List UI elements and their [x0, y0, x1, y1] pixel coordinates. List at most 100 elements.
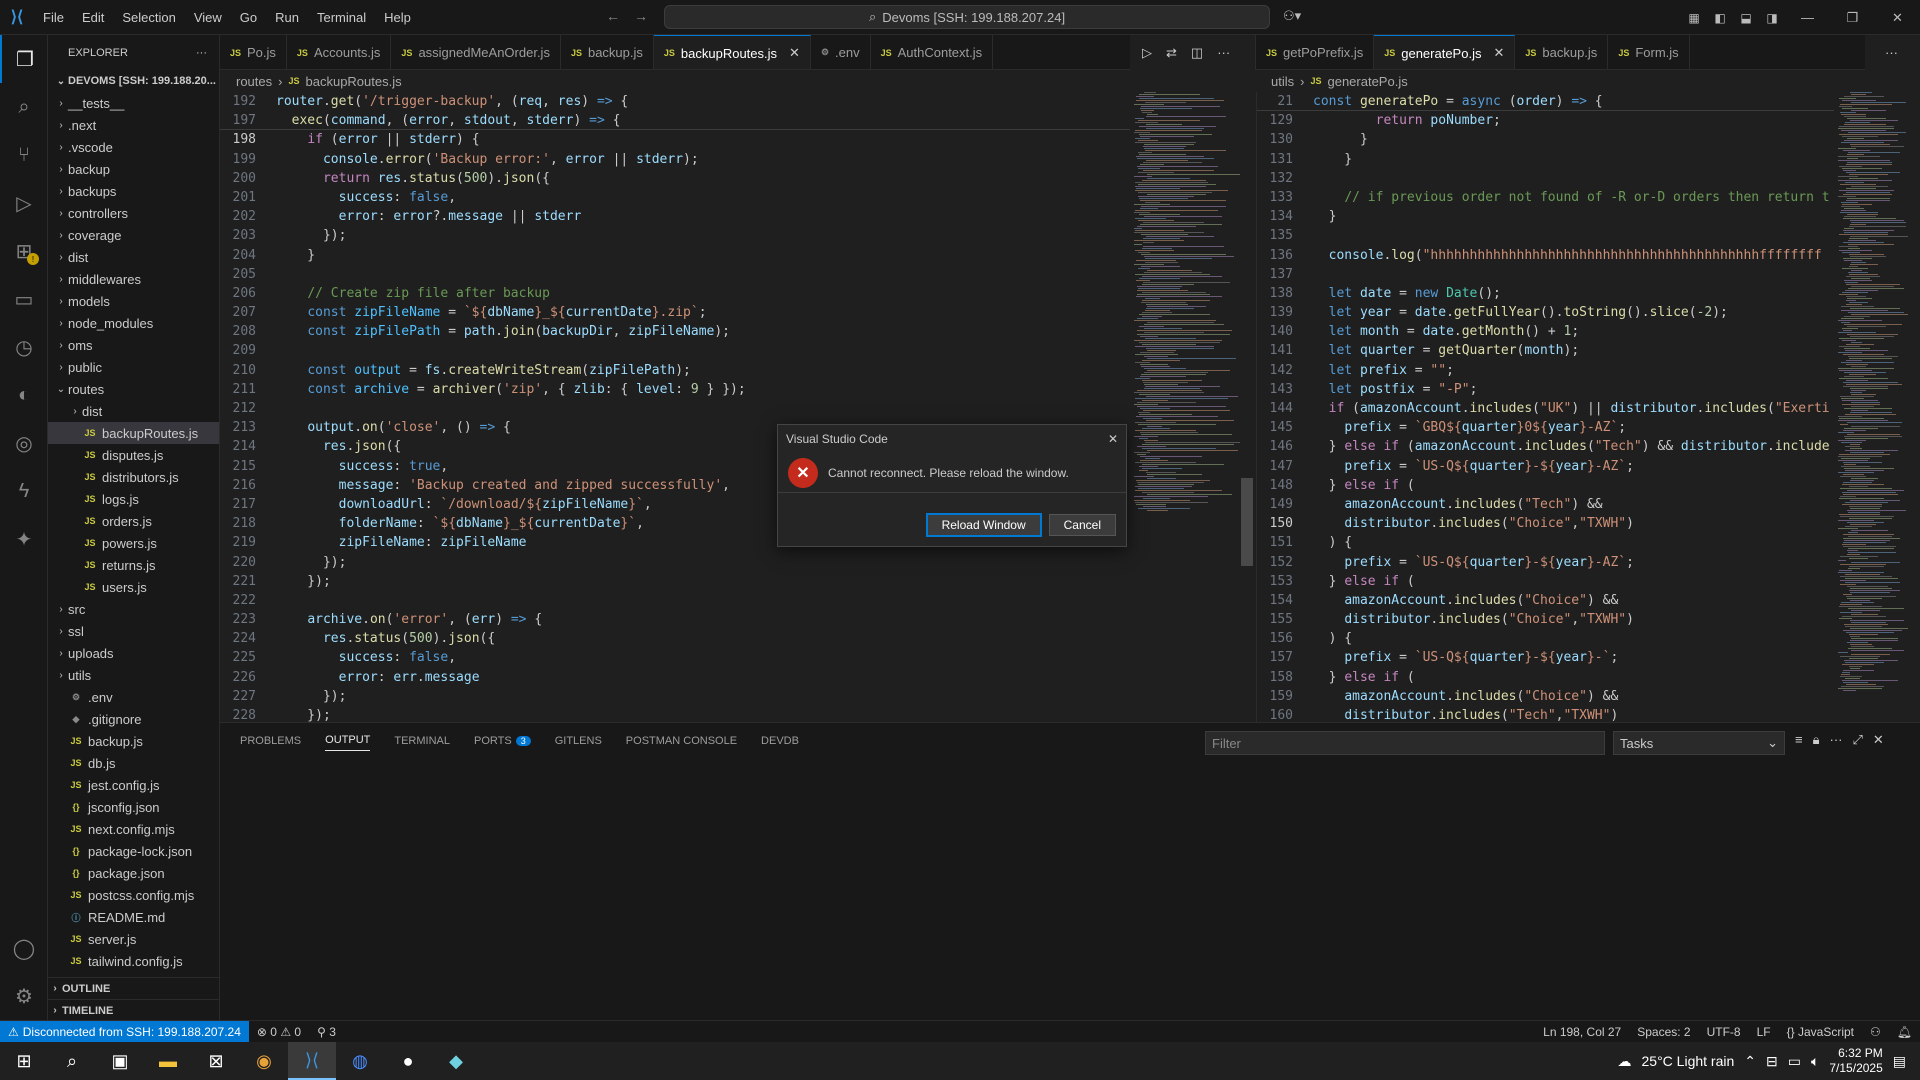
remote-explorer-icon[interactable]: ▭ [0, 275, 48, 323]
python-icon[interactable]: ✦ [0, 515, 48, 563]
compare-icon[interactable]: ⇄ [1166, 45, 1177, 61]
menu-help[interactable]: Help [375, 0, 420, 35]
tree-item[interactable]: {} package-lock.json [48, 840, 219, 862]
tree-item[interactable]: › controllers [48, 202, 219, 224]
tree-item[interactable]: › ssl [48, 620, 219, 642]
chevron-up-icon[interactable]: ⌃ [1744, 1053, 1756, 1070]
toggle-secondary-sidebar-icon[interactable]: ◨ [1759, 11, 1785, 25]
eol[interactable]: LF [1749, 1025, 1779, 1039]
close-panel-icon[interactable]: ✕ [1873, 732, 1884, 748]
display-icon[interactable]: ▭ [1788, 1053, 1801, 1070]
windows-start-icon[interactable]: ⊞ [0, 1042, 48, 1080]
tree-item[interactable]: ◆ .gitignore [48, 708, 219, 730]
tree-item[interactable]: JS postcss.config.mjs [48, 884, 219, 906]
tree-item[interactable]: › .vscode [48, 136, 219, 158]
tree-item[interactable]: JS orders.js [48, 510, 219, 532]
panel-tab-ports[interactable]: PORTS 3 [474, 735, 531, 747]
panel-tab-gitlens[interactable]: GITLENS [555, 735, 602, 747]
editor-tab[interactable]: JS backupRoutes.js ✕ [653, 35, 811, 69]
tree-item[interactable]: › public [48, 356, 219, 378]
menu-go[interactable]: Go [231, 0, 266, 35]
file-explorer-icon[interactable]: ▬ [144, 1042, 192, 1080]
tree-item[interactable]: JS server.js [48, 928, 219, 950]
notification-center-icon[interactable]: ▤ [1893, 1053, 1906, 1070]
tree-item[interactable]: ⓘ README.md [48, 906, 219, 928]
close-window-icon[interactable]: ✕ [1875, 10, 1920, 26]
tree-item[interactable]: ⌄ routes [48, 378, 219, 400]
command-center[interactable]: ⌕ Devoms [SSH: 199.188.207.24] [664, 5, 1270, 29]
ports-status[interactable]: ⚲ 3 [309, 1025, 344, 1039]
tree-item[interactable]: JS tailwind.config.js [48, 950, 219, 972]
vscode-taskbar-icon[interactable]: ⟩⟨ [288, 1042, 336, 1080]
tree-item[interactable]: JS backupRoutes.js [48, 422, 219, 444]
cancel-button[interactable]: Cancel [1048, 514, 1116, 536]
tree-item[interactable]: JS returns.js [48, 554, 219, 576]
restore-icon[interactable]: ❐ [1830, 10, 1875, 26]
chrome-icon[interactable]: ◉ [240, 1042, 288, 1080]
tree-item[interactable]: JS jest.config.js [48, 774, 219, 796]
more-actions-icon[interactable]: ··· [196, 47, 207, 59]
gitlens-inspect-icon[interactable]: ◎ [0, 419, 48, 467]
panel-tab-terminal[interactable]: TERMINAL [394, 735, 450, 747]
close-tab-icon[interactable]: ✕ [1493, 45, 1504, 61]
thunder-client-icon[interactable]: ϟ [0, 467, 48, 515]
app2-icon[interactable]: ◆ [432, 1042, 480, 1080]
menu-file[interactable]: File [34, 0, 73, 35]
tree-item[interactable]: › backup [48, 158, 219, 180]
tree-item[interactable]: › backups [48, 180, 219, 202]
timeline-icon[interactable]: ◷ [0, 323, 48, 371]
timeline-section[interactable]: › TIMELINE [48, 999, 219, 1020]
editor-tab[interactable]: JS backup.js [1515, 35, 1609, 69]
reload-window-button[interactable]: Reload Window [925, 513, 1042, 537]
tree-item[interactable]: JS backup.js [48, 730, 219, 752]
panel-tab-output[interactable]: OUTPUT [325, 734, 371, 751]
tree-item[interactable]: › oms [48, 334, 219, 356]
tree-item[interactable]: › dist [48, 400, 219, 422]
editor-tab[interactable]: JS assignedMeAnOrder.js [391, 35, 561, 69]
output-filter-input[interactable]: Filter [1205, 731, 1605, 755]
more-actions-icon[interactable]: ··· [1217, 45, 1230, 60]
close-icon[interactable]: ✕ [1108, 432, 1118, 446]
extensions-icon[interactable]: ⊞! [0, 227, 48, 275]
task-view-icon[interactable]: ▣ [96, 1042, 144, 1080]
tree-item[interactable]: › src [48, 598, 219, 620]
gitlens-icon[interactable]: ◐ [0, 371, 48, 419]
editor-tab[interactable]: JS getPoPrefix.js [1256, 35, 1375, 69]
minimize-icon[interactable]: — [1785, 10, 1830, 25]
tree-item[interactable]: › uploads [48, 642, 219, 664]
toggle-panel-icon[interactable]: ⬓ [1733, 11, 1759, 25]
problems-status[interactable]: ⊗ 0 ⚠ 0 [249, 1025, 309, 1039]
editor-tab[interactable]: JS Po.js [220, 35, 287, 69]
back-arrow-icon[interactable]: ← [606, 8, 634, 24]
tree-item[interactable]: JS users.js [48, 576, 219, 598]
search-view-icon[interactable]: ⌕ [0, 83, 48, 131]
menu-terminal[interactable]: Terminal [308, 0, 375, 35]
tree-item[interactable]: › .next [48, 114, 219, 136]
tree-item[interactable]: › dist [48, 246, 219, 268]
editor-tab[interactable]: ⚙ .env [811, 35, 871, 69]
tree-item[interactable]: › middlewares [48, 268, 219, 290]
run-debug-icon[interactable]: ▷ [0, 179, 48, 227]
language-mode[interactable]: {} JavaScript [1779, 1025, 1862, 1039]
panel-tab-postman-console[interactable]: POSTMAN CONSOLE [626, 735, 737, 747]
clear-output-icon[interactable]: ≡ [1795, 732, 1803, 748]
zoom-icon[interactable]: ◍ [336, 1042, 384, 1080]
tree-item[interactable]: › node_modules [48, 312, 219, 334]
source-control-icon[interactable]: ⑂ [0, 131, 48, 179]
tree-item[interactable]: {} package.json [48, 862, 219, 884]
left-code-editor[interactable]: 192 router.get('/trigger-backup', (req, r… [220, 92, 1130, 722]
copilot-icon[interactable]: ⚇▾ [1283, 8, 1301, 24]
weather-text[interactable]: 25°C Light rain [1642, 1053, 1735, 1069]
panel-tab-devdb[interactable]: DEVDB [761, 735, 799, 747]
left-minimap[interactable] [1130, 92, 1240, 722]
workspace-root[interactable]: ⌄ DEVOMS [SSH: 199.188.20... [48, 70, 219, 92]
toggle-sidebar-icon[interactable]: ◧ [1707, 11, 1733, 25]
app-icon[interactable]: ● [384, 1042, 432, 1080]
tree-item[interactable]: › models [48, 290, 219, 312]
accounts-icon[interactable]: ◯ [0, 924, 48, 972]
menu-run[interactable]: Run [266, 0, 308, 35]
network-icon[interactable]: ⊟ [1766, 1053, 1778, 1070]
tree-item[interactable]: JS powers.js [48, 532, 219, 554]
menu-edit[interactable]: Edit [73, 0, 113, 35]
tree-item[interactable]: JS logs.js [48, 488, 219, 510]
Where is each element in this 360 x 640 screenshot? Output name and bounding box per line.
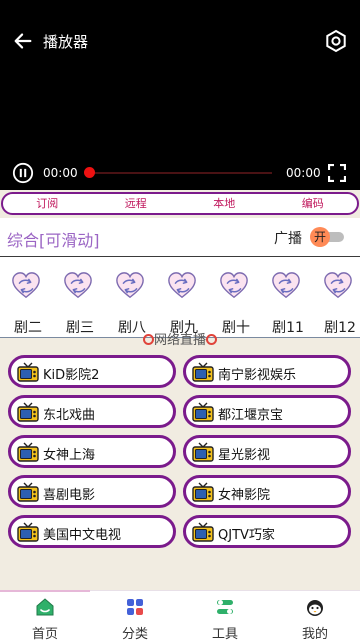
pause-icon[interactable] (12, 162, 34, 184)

TASK TO COMPLETE.
How many lines of the records contain the string "more"? Reply with the number only.

ANSWER FOR THE TASK.
2